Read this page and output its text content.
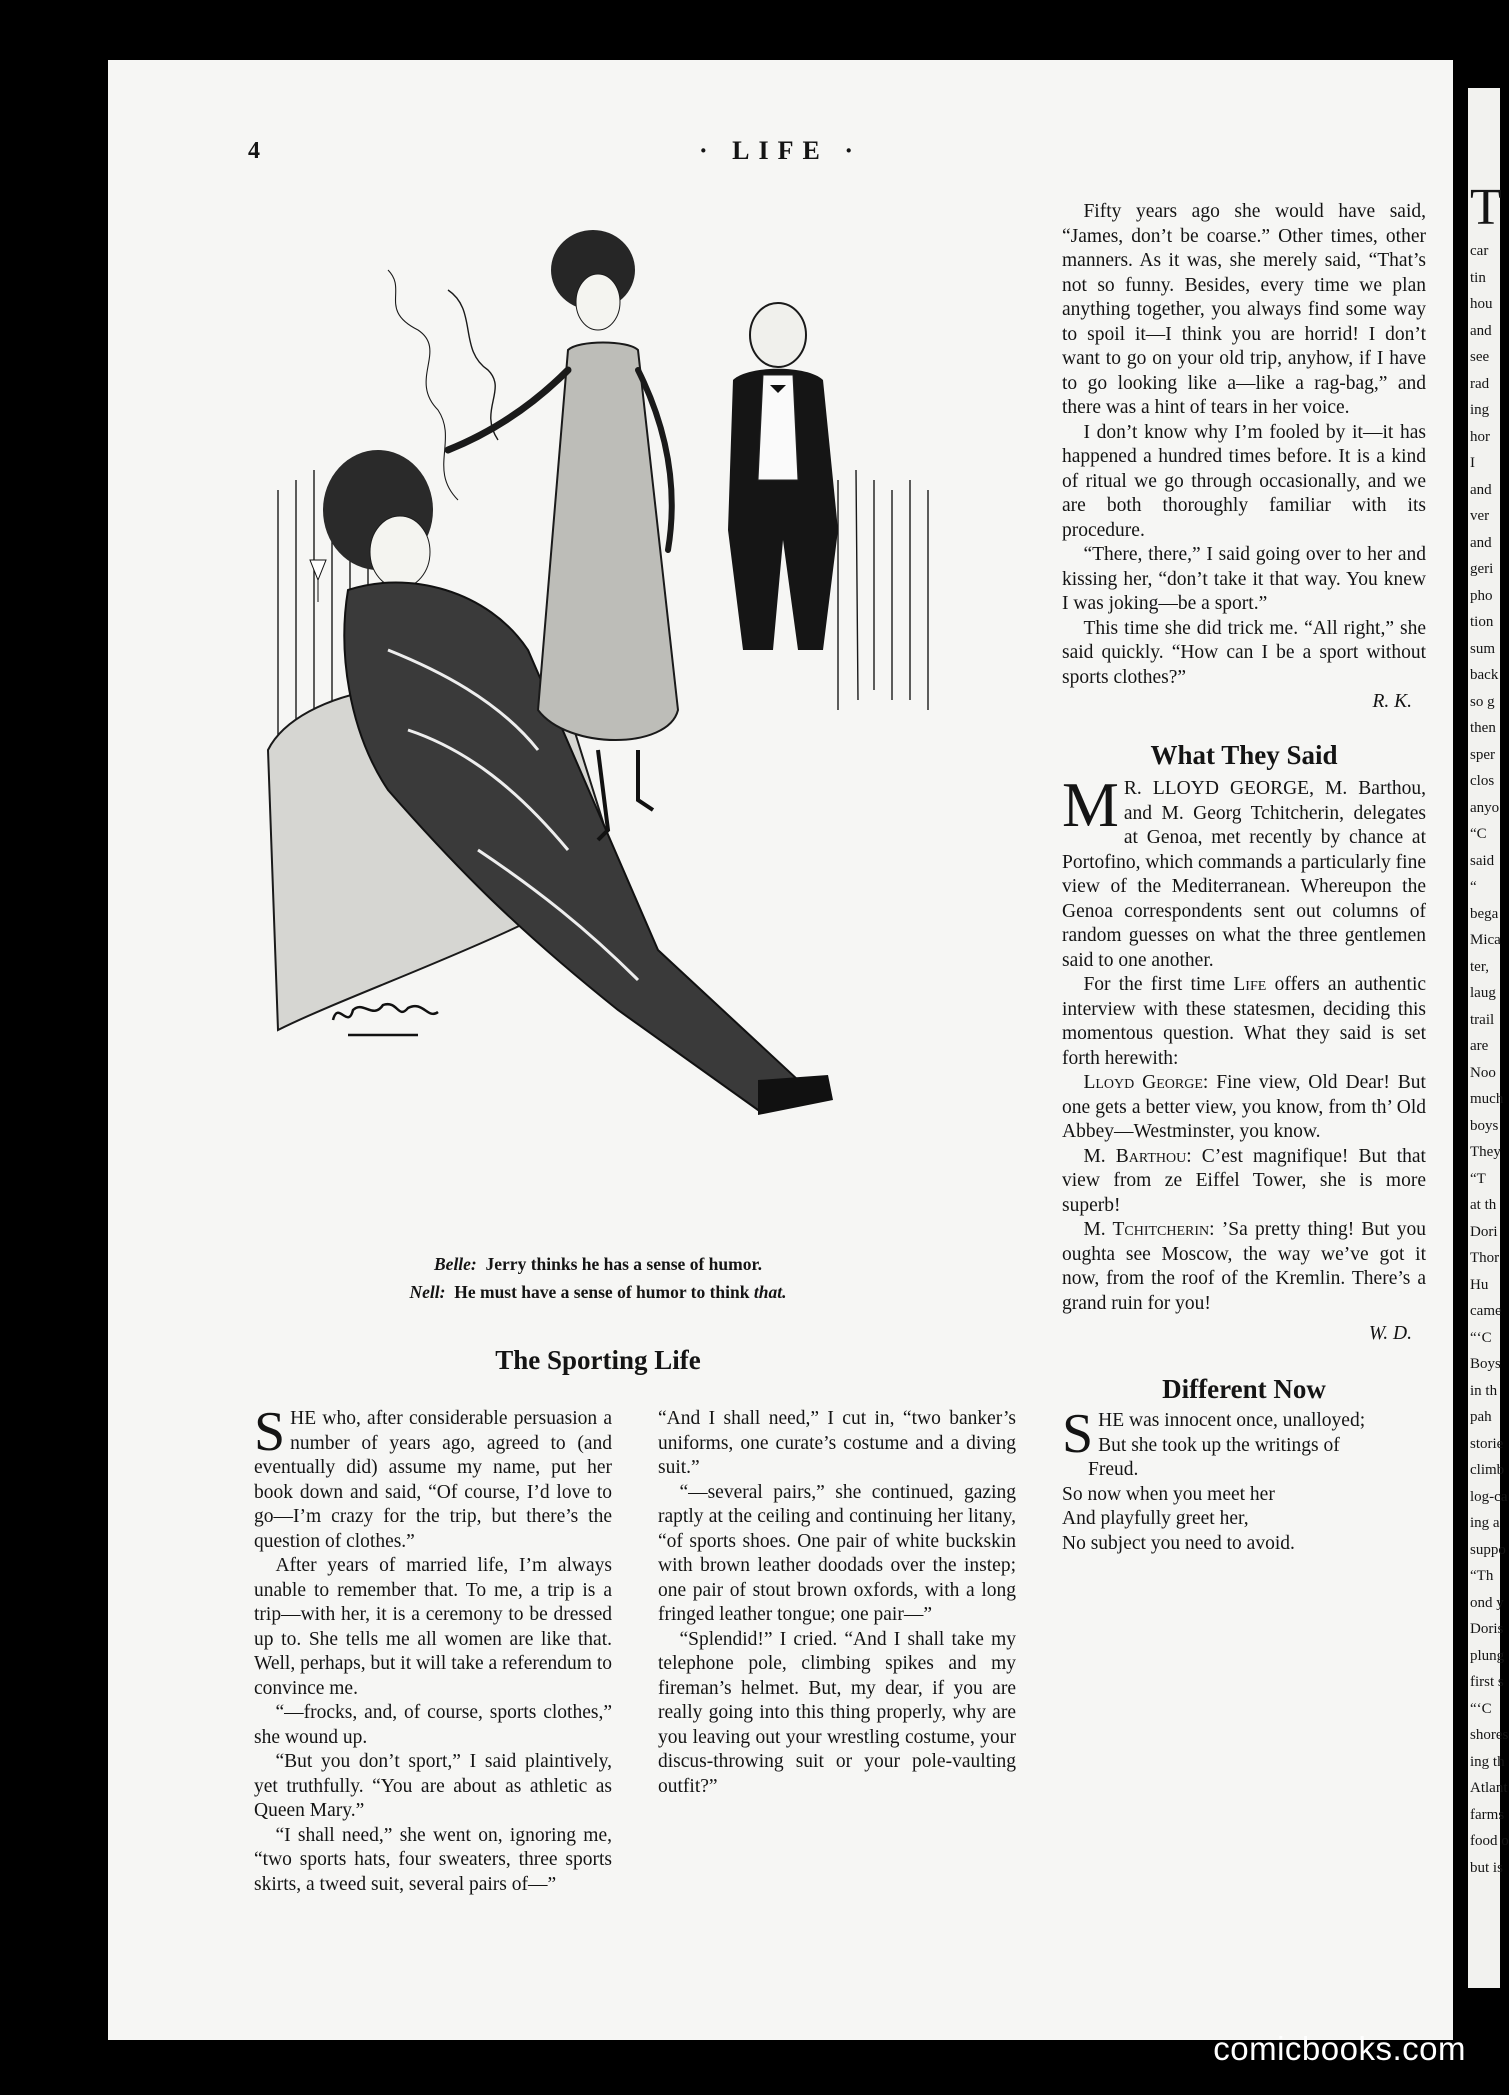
4	· LIFE ·
Belle: Jerry thinks he has a sense of humor.
Nell: He must have a sense of humor to think that.
The Sporting Life

SHE who, after considerable persuasion a number of years ago, agreed to (and eventually did) assume my name, put her book down and said, “Of course, I’d love to go—I’m crazy for the trip, but there’s the question of clothes.”

After years of married life, I’m always unable to remember that. To me, a trip is a trip—with her, it is a ceremony to be dressed up to. She tells me all women are like that. Well, perhaps, but it will take a referendum to convince me.

“—frocks, and, of course, sports clothes,” she wound up.

“But you don’t sport,” I said plaintively, yet truthfully. “You are about as athletic as Queen Mary.”

“I shall need,” she went on, ignoring me, “two sports hats, four sweaters, three sports skirts, a tweed suit, several pairs of—”

“And I shall need,” I cut in, “two banker’s uniforms, one curate’s costume and a diving suit.”

“—several pairs,” she continued, gazing raptly at the ceiling and continuing her litany, “of sports shoes. One pair of white buckskin with brown leather doodads over the instep; one pair of stout brown oxfords, with a long fringed leather tongue; one pair—”

“Splendid!” I cried. “And I shall take my telephone pole, climbing spikes and my fireman’s helmet. But, my dear, if you are really going into this thing properly, why are you leaving out your wrestling costume, your discus-throwing suit or your pole-vaulting outfit?”

Fifty years ago she would have said, “James, don’t be coarse.” Other times, other manners. As it was, she merely said, “That’s not so funny. Besides, every time we plan anything together, you always find some way to spoil it—I think you are horrid! I don’t want to go on your old trip, anyhow, if I have to go looking like a—like a rag-bag,” and there was a hint of tears in her voice.

I don’t know why I’m fooled by it—it has happened a hundred times before. It is a kind of ritual we go through occasionally, and we are both thoroughly familiar with its procedure.

“There, there,” I said going over to her and kissing her, “don’t take it that way. You knew I was joking—be a sport.”

This time she did trick me. “All right,” she said quickly. “How can I be a sport without sports clothes?”

R. K.
What They Said

M R. LLOYD GEORGE, M. Barthou, and M. Georg Tchitcherin, delegates at Genoa, met recently by chance at Portofino, which commands a particularly fine view of the Mediterranean. Whereupon the Genoa correspondents sent out columns of random guesses on what the three gentlemen said to one another.

For the first time Life offers an authentic interview with these statesmen, deciding this momentous question. What they said is set forth herewith:

Lloyd George: Fine view, Old Dear! But one gets a better view, you know, from th’ Old Abbey—Westminster, you know.

M. Barthou: C’est magnifique! But that view from ze Eiffel Tower, she is more superb!

M. Tchitcherin: ’Sa pretty thing! But you oughta see Moscow, the way we’ve got it now, from the roof of the Kremlin. There’s a grand ruin for you!

W. D.
Different Now

SHE was innocent once, unalloyed;

But she took up the writings of

Freud.

So now when you meet her

And playfully greet her,

No subject you need to avoid.

T
car
tin
hou
and
see
rad
ing
hor
I
and
ver
and
geri
pho
tion
sum
back
so g
then
sper
clos
anyo
“C
said
“
bega
Mica
ter,
laug
trail
are
Noo
much
boys
They
“T
at th
Dori
Thor
Hu
came
“‘C
Boys
in th
pah
storie
climb
log-ca
ing a
suppo
“Th
ond y
Doris
plung
first s
“‘C
shores
ing th
Atlant
farms
food o
but is
comicbooks.com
———
> [Exercise goal]: Reproduce the material above in full and without alteration, but skip all pictures.

> [Result]:
Read this page and output its text content.
4	· LIFE ·
Belle: Jerry thinks he has a sense of humor.
Nell: He must have a sense of humor to think that.
The Sporting Life

SHE who, after considerable persuasion a number of years ago, agreed to (and eventually did) assume my name, put her book down and said, “Of course, I’d love to go—I’m crazy for the trip, but there’s the question of clothes.”

After years of married life, I’m always unable to remember that. To me, a trip is a trip—with her, it is a ceremony to be dressed up to. She tells me all women are like that. Well, perhaps, but it will take a referendum to convince me.

“—frocks, and, of course, sports clothes,” she wound up.

“But you don’t sport,” I said plaintively, yet truthfully. “You are about as athletic as Queen Mary.”

“I shall need,” she went on, ignoring me, “two sports hats, four sweaters, three sports skirts, a tweed suit, several pairs of—”

“And I shall need,” I cut in, “two banker’s uniforms, one curate’s costume and a diving suit.”

“—several pairs,” she continued, gazing raptly at the ceiling and continuing her litany, “of sports shoes. One pair of white buckskin with brown leather doodads over the instep; one pair of stout brown oxfords, with a long fringed leather tongue; one pair—”

“Splendid!” I cried. “And I shall take my telephone pole, climbing spikes and my fireman’s helmet. But, my dear, if you are really going into this thing properly, why are you leaving out your wrestling costume, your discus-throwing suit or your pole-vaulting outfit?”

Fifty years ago she would have said, “James, don’t be coarse.” Other times, other manners. As it was, she merely said, “That’s not so funny. Besides, every time we plan anything together, you always find some way to spoil it—I think you are horrid! I don’t want to go on your old trip, anyhow, if I have to go looking like a—like a rag-bag,” and there was a hint of tears in her voice.

I don’t know why I’m fooled by it—it has happened a hundred times before. It is a kind of ritual we go through occasionally, and we are both thoroughly familiar with its procedure.

“There, there,” I said going over to her and kissing her, “don’t take it that way. You knew I was joking—be a sport.”

This time she did trick me. “All right,” she said quickly. “How can I be a sport without sports clothes?”

R. K.
What They Said

M R. LLOYD GEORGE, M. Barthou, and M. Georg Tchitcherin, delegates at Genoa, met recently by chance at Portofino, which commands a particularly fine view of the Mediterranean. Whereupon the Genoa correspondents sent out columns of random guesses on what the three gentlemen said to one another.

For the first time Life offers an authentic interview with these statesmen, deciding this momentous question. What they said is set forth herewith:

Lloyd George: Fine view, Old Dear! But one gets a better view, you know, from th’ Old Abbey—Westminster, you know.

M. Barthou: C’est magnifique! But that view from ze Eiffel Tower, she is more superb!

M. Tchitcherin: ’Sa pretty thing! But you oughta see Moscow, the way we’ve got it now, from the roof of the Kremlin. There’s a grand ruin for you!

W. D.
Different Now

SHE was innocent once, unalloyed;

But she took up the writings of

Freud.

So now when you meet her

And playfully greet her,

No subject you need to avoid.

T
car
tin
hou
and
see
rad
ing
hor
I
and
ver
and
geri
pho
tion
sum
back
so g
then
sper
clos
anyo
“C
said
“
bega
Mica
ter,
laug
trail
are
Noo
much
boys
They
“T
at th
Dori
Thor
Hu
came
“‘C
Boys
in th
pah
storie
climb
log-ca
ing a
suppo
“Th
ond y
Doris
plung
first s
“‘C
shores
ing th
Atlant
farms
food o
but is
comicbooks.com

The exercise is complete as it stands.